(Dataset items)
::::::::

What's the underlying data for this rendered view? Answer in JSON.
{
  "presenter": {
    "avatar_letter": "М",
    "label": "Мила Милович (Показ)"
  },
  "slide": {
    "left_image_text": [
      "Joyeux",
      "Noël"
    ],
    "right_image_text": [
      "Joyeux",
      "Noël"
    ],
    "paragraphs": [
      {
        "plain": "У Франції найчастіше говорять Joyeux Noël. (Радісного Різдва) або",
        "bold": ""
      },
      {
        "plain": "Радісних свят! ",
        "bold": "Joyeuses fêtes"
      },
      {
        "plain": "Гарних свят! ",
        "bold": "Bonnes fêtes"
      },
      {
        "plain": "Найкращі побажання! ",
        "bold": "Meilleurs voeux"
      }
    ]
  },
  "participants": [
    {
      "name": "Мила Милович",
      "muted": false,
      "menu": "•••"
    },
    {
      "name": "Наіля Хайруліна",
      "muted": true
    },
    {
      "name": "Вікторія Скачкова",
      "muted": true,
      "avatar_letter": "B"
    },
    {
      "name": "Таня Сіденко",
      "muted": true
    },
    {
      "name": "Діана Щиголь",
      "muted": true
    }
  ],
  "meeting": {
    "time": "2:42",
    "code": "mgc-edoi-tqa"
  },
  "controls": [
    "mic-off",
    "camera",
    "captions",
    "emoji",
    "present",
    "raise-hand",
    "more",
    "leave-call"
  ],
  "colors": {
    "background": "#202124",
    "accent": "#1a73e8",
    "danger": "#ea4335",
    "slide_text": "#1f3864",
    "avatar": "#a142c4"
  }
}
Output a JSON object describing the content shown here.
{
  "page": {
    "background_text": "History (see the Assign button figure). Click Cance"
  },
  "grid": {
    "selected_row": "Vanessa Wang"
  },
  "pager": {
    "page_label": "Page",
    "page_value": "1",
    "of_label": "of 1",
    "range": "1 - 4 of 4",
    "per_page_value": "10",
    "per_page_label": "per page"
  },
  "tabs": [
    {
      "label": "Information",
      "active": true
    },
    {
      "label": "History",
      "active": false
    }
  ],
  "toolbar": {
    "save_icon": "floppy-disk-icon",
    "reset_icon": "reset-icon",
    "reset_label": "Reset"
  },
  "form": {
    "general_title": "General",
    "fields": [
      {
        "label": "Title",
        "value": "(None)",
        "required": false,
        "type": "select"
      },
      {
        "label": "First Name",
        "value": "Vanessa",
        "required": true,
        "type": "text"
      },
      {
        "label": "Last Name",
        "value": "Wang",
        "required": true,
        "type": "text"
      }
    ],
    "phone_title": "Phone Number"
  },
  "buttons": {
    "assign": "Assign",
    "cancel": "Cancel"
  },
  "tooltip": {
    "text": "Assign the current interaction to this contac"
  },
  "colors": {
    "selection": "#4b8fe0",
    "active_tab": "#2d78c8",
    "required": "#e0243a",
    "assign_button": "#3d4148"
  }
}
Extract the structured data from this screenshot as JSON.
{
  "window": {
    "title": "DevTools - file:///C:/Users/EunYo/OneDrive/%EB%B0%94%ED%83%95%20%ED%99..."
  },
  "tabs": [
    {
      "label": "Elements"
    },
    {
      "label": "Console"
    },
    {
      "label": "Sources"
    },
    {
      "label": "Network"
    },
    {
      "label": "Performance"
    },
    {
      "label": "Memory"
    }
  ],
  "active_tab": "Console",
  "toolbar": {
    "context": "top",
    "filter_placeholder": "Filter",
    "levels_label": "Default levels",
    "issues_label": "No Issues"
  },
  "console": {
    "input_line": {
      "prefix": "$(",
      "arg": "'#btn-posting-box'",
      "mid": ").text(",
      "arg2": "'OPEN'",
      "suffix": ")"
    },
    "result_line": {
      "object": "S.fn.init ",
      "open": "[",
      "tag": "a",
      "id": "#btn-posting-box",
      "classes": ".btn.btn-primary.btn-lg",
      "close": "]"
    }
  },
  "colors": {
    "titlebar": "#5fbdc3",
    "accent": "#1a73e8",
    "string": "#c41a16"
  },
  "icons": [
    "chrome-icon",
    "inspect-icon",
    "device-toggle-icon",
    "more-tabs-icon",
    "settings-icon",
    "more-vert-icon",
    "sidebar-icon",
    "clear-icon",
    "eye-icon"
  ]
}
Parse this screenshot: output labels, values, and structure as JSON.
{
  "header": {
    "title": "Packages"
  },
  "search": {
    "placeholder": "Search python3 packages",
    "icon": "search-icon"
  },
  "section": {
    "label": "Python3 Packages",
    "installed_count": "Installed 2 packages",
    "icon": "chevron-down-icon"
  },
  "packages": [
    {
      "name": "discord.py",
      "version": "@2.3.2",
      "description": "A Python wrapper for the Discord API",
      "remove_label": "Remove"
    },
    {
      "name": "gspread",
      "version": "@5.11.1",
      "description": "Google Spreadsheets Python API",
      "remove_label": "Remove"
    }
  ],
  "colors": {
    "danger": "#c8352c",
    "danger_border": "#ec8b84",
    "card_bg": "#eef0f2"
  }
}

::::::::

All of the entries above should be written out again exactly.

What's the underlying data for this rendered view? Answer in JSON.
{
  "presenter": {
    "avatar_letter": "М",
    "label": "Мила Милович (Показ)"
  },
  "slide": {
    "left_image_text": [
      "Joyeux",
      "Noël"
    ],
    "right_image_text": [
      "Joyeux",
      "Noël"
    ],
    "paragraphs": [
      {
        "plain": "У Франції найчастіше говорять Joyeux Noël. (Радісного Різдва) або",
        "bold": ""
      },
      {
        "plain": "Радісних свят! ",
        "bold": "Joyeuses fêtes"
      },
      {
        "plain": "Гарних свят! ",
        "bold": "Bonnes fêtes"
      },
      {
        "plain": "Найкращі побажання! ",
        "bold": "Meilleurs voeux"
      }
    ]
  },
  "participants": [
    {
      "name": "Мила Милович",
      "muted": false,
      "menu": "•••"
    },
    {
      "name": "Наіля Хайруліна",
      "muted": true
    },
    {
      "name": "Вікторія Скачкова",
      "muted": true,
      "avatar_letter": "B"
    },
    {
      "name": "Таня Сіденко",
      "muted": true
    },
    {
      "name": "Діана Щиголь",
      "muted": true
    }
  ],
  "meeting": {
    "time": "2:42",
    "code": "mgc-edoi-tqa"
  },
  "controls": [
    "mic-off",
    "camera",
    "captions",
    "emoji",
    "present",
    "raise-hand",
    "more",
    "leave-call"
  ],
  "colors": {
    "background": "#202124",
    "accent": "#1a73e8",
    "danger": "#ea4335",
    "slide_text": "#1f3864",
    "avatar": "#a142c4"
  }
}
Output a JSON object describing the content shown here.
{
  "page": {
    "background_text": "History (see the Assign button figure). Click Cance"
  },
  "grid": {
    "selected_row": "Vanessa Wang"
  },
  "pager": {
    "page_label": "Page",
    "page_value": "1",
    "of_label": "of 1",
    "range": "1 - 4 of 4",
    "per_page_value": "10",
    "per_page_label": "per page"
  },
  "tabs": [
    {
      "label": "Information",
      "active": true
    },
    {
      "label": "History",
      "active": false
    }
  ],
  "toolbar": {
    "save_icon": "floppy-disk-icon",
    "reset_icon": "reset-icon",
    "reset_label": "Reset"
  },
  "form": {
    "general_title": "General",
    "fields": [
      {
        "label": "Title",
        "value": "(None)",
        "required": false,
        "type": "select"
      },
      {
        "label": "First Name",
        "value": "Vanessa",
        "required": true,
        "type": "text"
      },
      {
        "label": "Last Name",
        "value": "Wang",
        "required": true,
        "type": "text"
      }
    ],
    "phone_title": "Phone Number"
  },
  "buttons": {
    "assign": "Assign",
    "cancel": "Cancel"
  },
  "tooltip": {
    "text": "Assign the current interaction to this contac"
  },
  "colors": {
    "selection": "#4b8fe0",
    "active_tab": "#2d78c8",
    "required": "#e0243a",
    "assign_button": "#3d4148"
  }
}
Extract the structured data from this screenshot as JSON.
{
  "window": {
    "title": "DevTools - file:///C:/Users/EunYo/OneDrive/%EB%B0%94%ED%83%95%20%ED%99..."
  },
  "tabs": [
    {
      "label": "Elements"
    },
    {
      "label": "Console"
    },
    {
      "label": "Sources"
    },
    {
      "label": "Network"
    },
    {
      "label": "Performance"
    },
    {
      "label": "Memory"
    }
  ],
  "active_tab": "Console",
  "toolbar": {
    "context": "top",
    "filter_placeholder": "Filter",
    "levels_label": "Default levels",
    "issues_label": "No Issues"
  },
  "console": {
    "input_line": {
      "prefix": "$(",
      "arg": "'#btn-posting-box'",
      "mid": ").text(",
      "arg2": "'OPEN'",
      "suffix": ")"
    },
    "result_line": {
      "object": "S.fn.init ",
      "open": "[",
      "tag": "a",
      "id": "#btn-posting-box",
      "classes": ".btn.btn-primary.btn-lg",
      "close": "]"
    }
  },
  "colors": {
    "titlebar": "#5fbdc3",
    "accent": "#1a73e8",
    "string": "#c41a16"
  },
  "icons": [
    "chrome-icon",
    "inspect-icon",
    "device-toggle-icon",
    "more-tabs-icon",
    "settings-icon",
    "more-vert-icon",
    "sidebar-icon",
    "clear-icon",
    "eye-icon"
  ]
}
Parse this screenshot: output labels, values, and structure as JSON.
{
  "header": {
    "title": "Packages"
  },
  "search": {
    "placeholder": "Search python3 packages",
    "icon": "search-icon"
  },
  "section": {
    "label": "Python3 Packages",
    "installed_count": "Installed 2 packages",
    "icon": "chevron-down-icon"
  },
  "packages": [
    {
      "name": "discord.py",
      "version": "@2.3.2",
      "description": "A Python wrapper for the Discord API",
      "remove_label": "Remove"
    },
    {
      "name": "gspread",
      "version": "@5.11.1",
      "description": "Google Spreadsheets Python API",
      "remove_label": "Remove"
    }
  ],
  "colors": {
    "danger": "#c8352c",
    "danger_border": "#ec8b84",
    "card_bg": "#eef0f2"
  }
}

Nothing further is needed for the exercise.